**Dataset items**
☆ ☆ ☆ ☆ ☆ ☆ ☆

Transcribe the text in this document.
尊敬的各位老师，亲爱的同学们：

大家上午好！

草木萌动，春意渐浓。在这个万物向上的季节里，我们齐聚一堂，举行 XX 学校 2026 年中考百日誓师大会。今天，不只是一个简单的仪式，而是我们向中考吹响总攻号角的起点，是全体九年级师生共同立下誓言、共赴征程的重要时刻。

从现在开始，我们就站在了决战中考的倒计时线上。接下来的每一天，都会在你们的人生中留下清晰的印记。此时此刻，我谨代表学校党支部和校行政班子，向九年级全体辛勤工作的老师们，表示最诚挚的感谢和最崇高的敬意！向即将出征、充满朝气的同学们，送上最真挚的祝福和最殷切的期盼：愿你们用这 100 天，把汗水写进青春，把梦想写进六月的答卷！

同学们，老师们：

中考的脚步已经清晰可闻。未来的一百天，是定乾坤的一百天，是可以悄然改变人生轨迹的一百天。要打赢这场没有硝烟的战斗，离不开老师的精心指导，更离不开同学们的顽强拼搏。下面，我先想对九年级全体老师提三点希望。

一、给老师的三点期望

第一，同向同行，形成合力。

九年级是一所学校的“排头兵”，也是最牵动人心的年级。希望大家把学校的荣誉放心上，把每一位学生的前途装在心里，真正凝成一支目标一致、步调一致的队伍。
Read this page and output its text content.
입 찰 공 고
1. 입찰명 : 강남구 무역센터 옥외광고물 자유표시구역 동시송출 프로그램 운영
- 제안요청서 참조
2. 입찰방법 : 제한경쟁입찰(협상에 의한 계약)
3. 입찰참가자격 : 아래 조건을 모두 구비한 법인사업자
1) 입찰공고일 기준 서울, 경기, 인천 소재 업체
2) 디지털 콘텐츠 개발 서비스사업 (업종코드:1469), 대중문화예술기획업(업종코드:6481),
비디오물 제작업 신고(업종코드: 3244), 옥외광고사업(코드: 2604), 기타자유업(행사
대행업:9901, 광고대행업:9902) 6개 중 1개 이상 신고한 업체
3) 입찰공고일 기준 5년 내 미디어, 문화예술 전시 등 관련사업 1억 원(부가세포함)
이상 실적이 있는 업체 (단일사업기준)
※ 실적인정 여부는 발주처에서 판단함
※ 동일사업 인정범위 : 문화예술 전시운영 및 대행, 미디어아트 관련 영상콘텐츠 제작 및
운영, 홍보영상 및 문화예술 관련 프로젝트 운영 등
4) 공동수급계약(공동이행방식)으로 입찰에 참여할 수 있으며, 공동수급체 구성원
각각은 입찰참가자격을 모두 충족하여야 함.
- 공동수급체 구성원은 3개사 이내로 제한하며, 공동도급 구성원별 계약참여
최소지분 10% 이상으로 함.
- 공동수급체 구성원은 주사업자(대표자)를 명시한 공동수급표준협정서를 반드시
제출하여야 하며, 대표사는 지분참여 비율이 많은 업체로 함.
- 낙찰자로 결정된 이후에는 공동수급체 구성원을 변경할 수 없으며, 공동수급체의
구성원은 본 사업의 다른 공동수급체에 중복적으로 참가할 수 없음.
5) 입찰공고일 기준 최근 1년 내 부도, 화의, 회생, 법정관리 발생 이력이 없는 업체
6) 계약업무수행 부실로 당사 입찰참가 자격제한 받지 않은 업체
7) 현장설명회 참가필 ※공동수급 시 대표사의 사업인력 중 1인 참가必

☆ ☆ ☆ ☆ ☆ ☆ ☆

**INSTRUCTIONS FOR THE TASK**
Give back, unchanged, every line from the one with "Read this page and output its text content." to the end of the entries above.

**SOLUTION FOR THIS EXERCISE**
Read this page and output its text content.
입 찰 공 고
1. 입찰명 : 강남구 무역센터 옥외광고물 자유표시구역 동시송출 프로그램 운영
- 제안요청서 참조
2. 입찰방법 : 제한경쟁입찰(협상에 의한 계약)
3. 입찰참가자격 : 아래 조건을 모두 구비한 법인사업자
1) 입찰공고일 기준 서울, 경기, 인천 소재 업체
2) 디지털 콘텐츠 개발 서비스사업 (업종코드:1469), 대중문화예술기획업(업종코드:6481),
비디오물 제작업 신고(업종코드: 3244), 옥외광고사업(코드: 2604), 기타자유업(행사
대행업:9901, 광고대행업:9902) 6개 중 1개 이상 신고한 업체
3) 입찰공고일 기준 5년 내 미디어, 문화예술 전시 등 관련사업 1억 원(부가세포함)
이상 실적이 있는 업체 (단일사업기준)
※ 실적인정 여부는 발주처에서 판단함
※ 동일사업 인정범위 : 문화예술 전시운영 및 대행, 미디어아트 관련 영상콘텐츠 제작 및
운영, 홍보영상 및 문화예술 관련 프로젝트 운영 등
4) 공동수급계약(공동이행방식)으로 입찰에 참여할 수 있으며, 공동수급체 구성원
각각은 입찰참가자격을 모두 충족하여야 함.
- 공동수급체 구성원은 3개사 이내로 제한하며, 공동도급 구성원별 계약참여
최소지분 10% 이상으로 함.
- 공동수급체 구성원은 주사업자(대표자)를 명시한 공동수급표준협정서를 반드시
제출하여야 하며, 대표사는 지분참여 비율이 많은 업체로 함.
- 낙찰자로 결정된 이후에는 공동수급체 구성원을 변경할 수 없으며, 공동수급체의
구성원은 본 사업의 다른 공동수급체에 중복적으로 참가할 수 없음.
5) 입찰공고일 기준 최근 1년 내 부도, 화의, 회생, 법정관리 발생 이력이 없는 업체
6) 계약업무수행 부실로 당사 입찰참가 자격제한 받지 않은 업체
7) 현장설명회 참가필 ※공동수급 시 대표사의 사업인력 중 1인 참가必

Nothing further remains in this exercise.